**The request:**
Do not carry the pictures over; copy every other part of the entries exactly.

(Collected data)
============================================================

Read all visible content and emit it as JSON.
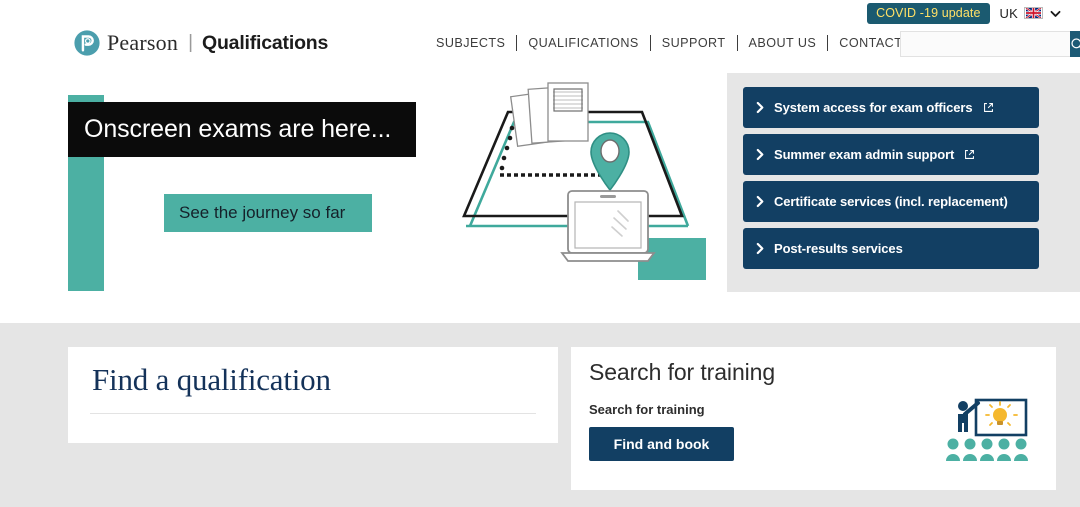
{
  "utility": {
    "covid_badge": "COVID -19 update",
    "locale_label": "UK",
    "flag_icon": "uk-flag-icon",
    "chevron_icon": "chevron-down-icon"
  },
  "header": {
    "brand_mark_icon": "pearson-p-logo-icon",
    "brand_word": "Pearson",
    "brand_separator": "|",
    "brand_sub": "Qualifications",
    "nav": [
      {
        "label": "SUBJECTS"
      },
      {
        "label": "QUALIFICATIONS"
      },
      {
        "label": "SUPPORT"
      },
      {
        "label": "ABOUT US"
      },
      {
        "label": "CONTACT US"
      }
    ],
    "search": {
      "value": "",
      "placeholder": "",
      "button_icon": "search-icon"
    }
  },
  "hero": {
    "banner_text": "Onscreen exams are here...",
    "cta_label": "See the journey so far",
    "illustration_icon": "onscreen-exams-journey-illustration"
  },
  "quicklinks": [
    {
      "label": "System access for exam officers",
      "chevron_icon": "chevron-right-icon",
      "external": true,
      "external_icon": "external-link-icon"
    },
    {
      "label": "Summer exam admin support",
      "chevron_icon": "chevron-right-icon",
      "external": true,
      "external_icon": "external-link-icon"
    },
    {
      "label": "Certificate services (incl. replacement)",
      "chevron_icon": "chevron-right-icon",
      "external": false
    },
    {
      "label": "Post-results services",
      "chevron_icon": "chevron-right-icon",
      "external": false
    }
  ],
  "find_card": {
    "title": "Find a qualification"
  },
  "training_card": {
    "title": "Search for training",
    "subtitle": "Search for training",
    "button_label": "Find and book",
    "illustration_icon": "training-presentation-illustration"
  },
  "colors": {
    "navy": "#123f63",
    "teal": "#4cb0a3",
    "covid_badge_bg": "#1b5a70",
    "covid_badge_text": "#ffe066",
    "search_button": "#1d5a75",
    "section_bg": "#e5e5e5",
    "panel_bg": "#e6e6e6",
    "banner_bg": "#0b0b0b",
    "serif_heading": "#143259"
  }
}
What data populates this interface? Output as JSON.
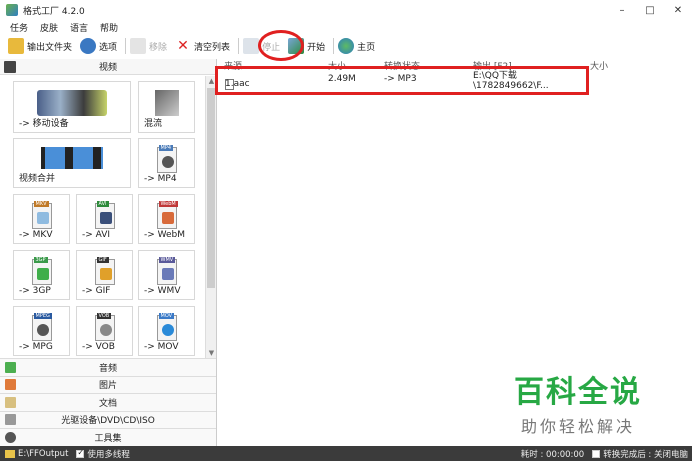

============================================================

**Solution:**
Read all visible content and emit it as JSON.
{
  "utility": {
    "covid_badge": "COVID -19 update",
    "locale_label": "UK",
    "flag_icon": "uk-flag-icon",
    "chevron_icon": "chevron-down-icon"
  },
  "header": {
    "brand_mark_icon": "pearson-p-logo-icon",
    "brand_word": "Pearson",
    "brand_separator": "|",
    "brand_sub": "Qualifications",
    "nav": [
      {
        "label": "SUBJECTS"
      },
      {
        "label": "QUALIFICATIONS"
      },
      {
        "label": "SUPPORT"
      },
      {
        "label": "ABOUT US"
      },
      {
        "label": "CONTACT US"
      }
    ],
    "search": {
      "value": "",
      "placeholder": "",
      "button_icon": "search-icon"
    }
  },
  "hero": {
    "banner_text": "Onscreen exams are here...",
    "cta_label": "See the journey so far",
    "illustration_icon": "onscreen-exams-journey-illustration"
  },
  "quicklinks": [
    {
      "label": "System access for exam officers",
      "chevron_icon": "chevron-right-icon",
      "external": true,
      "external_icon": "external-link-icon"
    },
    {
      "label": "Summer exam admin support",
      "chevron_icon": "chevron-right-icon",
      "external": true,
      "external_icon": "external-link-icon"
    },
    {
      "label": "Certificate services (incl. replacement)",
      "chevron_icon": "chevron-right-icon",
      "external": false
    },
    {
      "label": "Post-results services",
      "chevron_icon": "chevron-right-icon",
      "external": false
    }
  ],
  "find_card": {
    "title": "Find a qualification"
  },
  "training_card": {
    "title": "Search for training",
    "subtitle": "Search for training",
    "button_label": "Find and book",
    "illustration_icon": "training-presentation-illustration"
  },
  "colors": {
    "navy": "#123f63",
    "teal": "#4cb0a3",
    "covid_badge_bg": "#1b5a70",
    "covid_badge_text": "#ffe066",
    "search_button": "#1d5a75",
    "section_bg": "#e5e5e5",
    "panel_bg": "#e6e6e6",
    "banner_bg": "#0b0b0b",
    "serif_heading": "#143259"
  }
}
What data populates this interface? Output as JSON.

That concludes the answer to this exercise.